Aim of the task
Copy each line below that contains "text".

Records shown
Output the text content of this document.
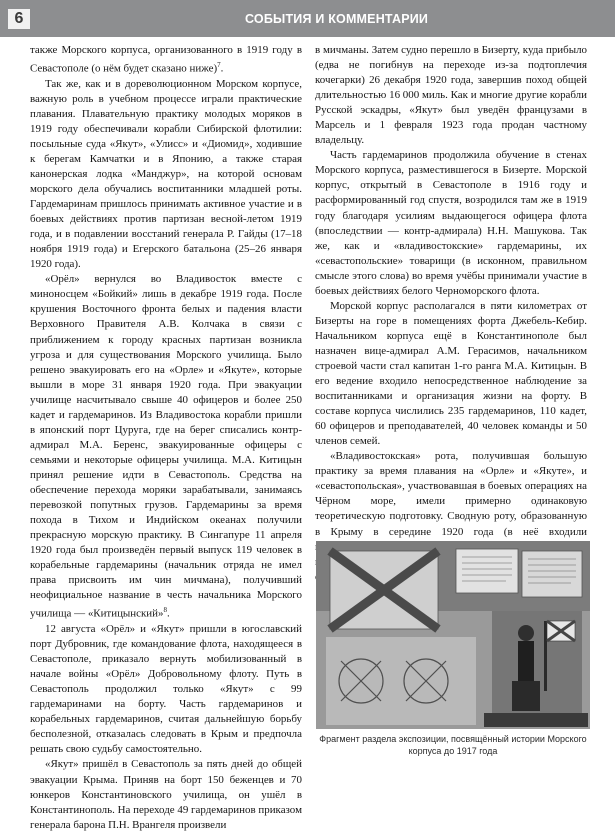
6	СОБЫТИЯ И КОММЕНТАРИИ

также Морского корпуса, организованного в 1919 году в Севастополе (о нём будет сказано ниже)$^7$.

Так же, как и в дореволюционном Морском корпусе, важную роль в учебном процессе играли практические плавания. Плавательную практику молодых моряков в 1919 году обеспечивали корабли Сибирской флотилии: посыльные суда «Якут», «Улисс» и «Диомид», ходившие к берегам Камчатки и в Японию, а также старая канонерская лодка «Манджур», на которой основам морского дела обучались воспитанники младшей роты. Гардемаринам пришлось принимать активное участие и в боевых действиях против партизан весной-летом 1919 года, и в подавлении восстаний генерала Р. Гайды (17–18 ноября 1919 года) и Егерского батальона (25–26 января 1920 года).

«Орёл» вернулся во Владивосток вместе с миноносцем «Бойкий» лишь в декабре 1919 года. После крушения Восточного фронта белых и падения власти Верховного Правителя А.В. Колчака в связи с приближением к городу красных партизан возникла угроза и для существования Морского училища. Было решено эвакуировать его на «Орле» и «Якуте», которые вышли в море 31 января 1920 года. При эвакуации училище насчитывало свыше 40 офицеров и более 250 кадет и гардемаринов. Из Владивостока корабли пришли в японский порт Цуруга, где на берег списались контр-адмирал М.А. Беренс, эвакуированные офицеры с семьями и некоторые офицеры училища. М.А. Китицын принял решение идти в Севастополь. Средства на обеспечение перехода моряки зарабатывали, занимаясь перевозкой попутных грузов. Гардемарины за время похода в Тихом и Индийском океанах получили прекрасную морскую практику. В Сингапуре 11 апреля 1920 года был произведён первый выпуск 119 человек в корабельные гардемарины (начальник отряда не имел права присвоить им чин мичмана), получивший неофициальное название в честь начальника Морского училища — «Китицынский»$^8$.

12 августа «Орёл» и «Якут» пришли в югославский порт Дубровник, где командование флота, находящееся в Севастополе, приказало вернуть мобилизованный в начале войны «Орёл» Добровольному флоту. Путь в Севастополь продолжил только «Якут» с 99 гардемаринами на борту. Часть гардемаринов и корабельных гардемаринов, считая дальнейшую борьбу бесполезной, отказалась следовать в Крым и предпочла решать свою судьбу самостоятельно.

«Якут» пришёл в Севастополь за пять дней до общей эвакуации Крыма. Приняв на борт 150 беженцев и 70 юнкеров Константиновского училища, он ушёл в Константинополь. На переходе 49 гардемаринов приказом генерала барона П.Н. Врангеля произвели

в мичманы. Затем судно перешло в Бизерту, куда прибыло (едва не погибнув на переходе из-за подтоплечия кочегарки) 26 декабря 1920 года, завершив поход общей длительностью 16 000 миль. Как и многие другие корабли Русской эскадры, «Якут» был уведён французами в Марсель и 1 февраля 1923 года продан частному владельцу.

Часть гардемаринов продолжила обучение в стенах Морского корпуса, разместившегося в Бизерте. Морской корпус, открытый в Севастополе в 1916 году и расформированный год спустя, возродился там же в 1919 году благодаря усилиям выдающегося офицера флота (впоследствии — контр-адмирала) Н.Н. Машукова. Так же, как и «владивостокские» гардемарины, их «севастопольские» товарищи (в исконном, правильном смысле этого слова) во время учёбы принимали участие в боевых действиях белого Черноморского флота.

Морской корпус располагался в пяти километрах от Бизерты на горе в помещениях форта Джебель-Кебир. Начальником корпуса ещё в Константинополе был назначен вице-адмирал А.М. Герасимов, начальником строевой части стал капитан 1-го ранга М.А. Китицын. В его ведение входило непосредственное наблюдение за воспитанниками и организация жизни на форту. В составе корпуса числились 235 гардемаринов, 110 кадет, 60 офицеров и преподавателей, 40 человек команды и 50 членов семей.

«Владивостокская» рота, получившая большую практику за время плавания на «Орле» и «Якуте», и «севастопольская», участвовавшая в боевых операциях на Чёрном море, имели примерно одинаковую теоретическую подготовку. Сводную роту, образованную в Крыму в середине 1920 года (в неё входили

Фрагмент раздела экспозиции, посвящённый истории Морского корпуса до 1917 года
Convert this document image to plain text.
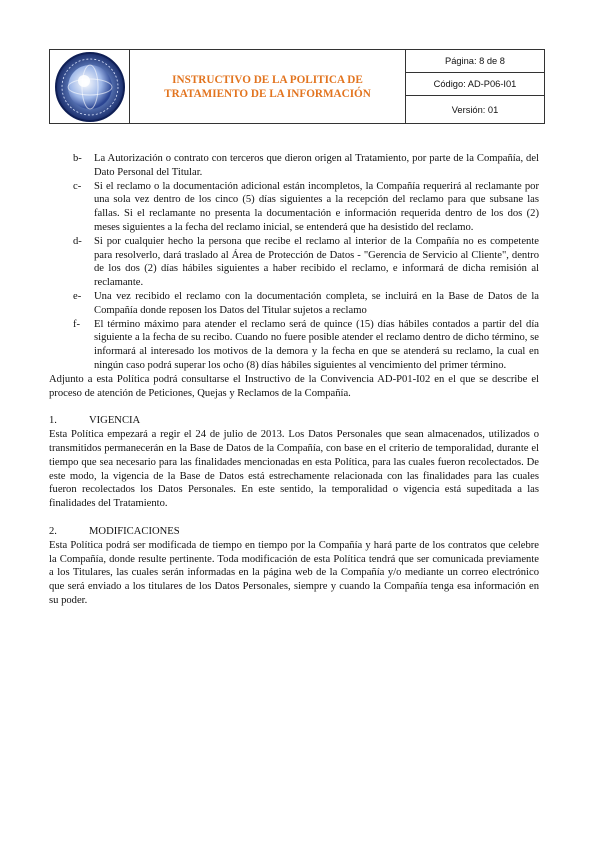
INSTRUCTIVO DE LA POLITICA DE
TRATAMIENTO DE LA INFORMACIÓN
Página: 8 de 8
Código: AD-P06-I01
Versión: 01
b-	La Autorización o contrato con terceros que dieron origen al Tratamiento, por parte de la Compañía, del Dato Personal del Titular.
c-	Si el reclamo o la documentación adicional están incompletos, la Compañía requerirá al reclamante por una sola vez dentro de los cinco (5) días siguientes a la recepción del reclamo para que subsane las fallas. Si el reclamante no presenta la documentación e información requerida dentro de los dos (2) meses siguientes a la fecha del reclamo inicial, se entenderá que ha desistido del reclamo.
d-	Si por cualquier hecho la persona que recibe el reclamo al interior de la Compañía no es competente para resolverlo, dará traslado al Área de Protección de Datos - "Gerencia de Servicio al Cliente", dentro de los dos (2) días hábiles siguientes a haber recibido el reclamo, e informará de dicha remisión al reclamante.
e-	Una vez recibido el reclamo con la documentación completa, se incluirá en la Base de Datos de la Compañía donde reposen los Datos del Titular sujetos a reclamo
f-	El término máximo para atender el reclamo será de quince (15) días hábiles contados a partir del día siguiente a la fecha de su recibo. Cuando no fuere posible atender el reclamo dentro de dicho término, se informará al interesado los motivos de la demora y la fecha en que se atenderá su reclamo, la cual en ningún caso podrá superar los ocho (8) días hábiles siguientes al vencimiento del primer término.

Adjunto a esta Política podrá consultarse el Instructivo de la Convivencia AD-P01-I02 en el que se describe el proceso de atención de Peticiones, Quejas y Reclamos de la Compañía.

1.	VIGENCIA

Esta Política empezará a regir el 24 de julio de 2013. Los Datos Personales que sean almacenados, utilizados o transmitidos permanecerán en la Base de Datos de la Compañía, con base en el criterio de temporalidad, durante el tiempo que sea necesario para las finalidades mencionadas en esta Política, para las cuales fueron recolectados. De este modo, la vigencia de la Base de Datos está estrechamente relacionada con las finalidades para las cuales fueron recolectados los Datos Personales. En este sentido, la temporalidad o vigencia está supeditada a las finalidades del Tratamiento.

2.	MODIFICACIONES

Esta Política podrá ser modificada de tiempo en tiempo por la Compañía y hará parte de los contratos que celebre la Compañía, donde resulte pertinente. Toda modificación de esta Política tendrá que ser comunicada previamente a los Titulares, las cuales serán informadas en la página web de la Compañía y/o mediante un correo electrónico que será enviado a los titulares de los Datos Personales, siempre y cuando la Compañía tenga esa información en su poder.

Written reply
Output the text content of this document.
Convert this document image to plain text.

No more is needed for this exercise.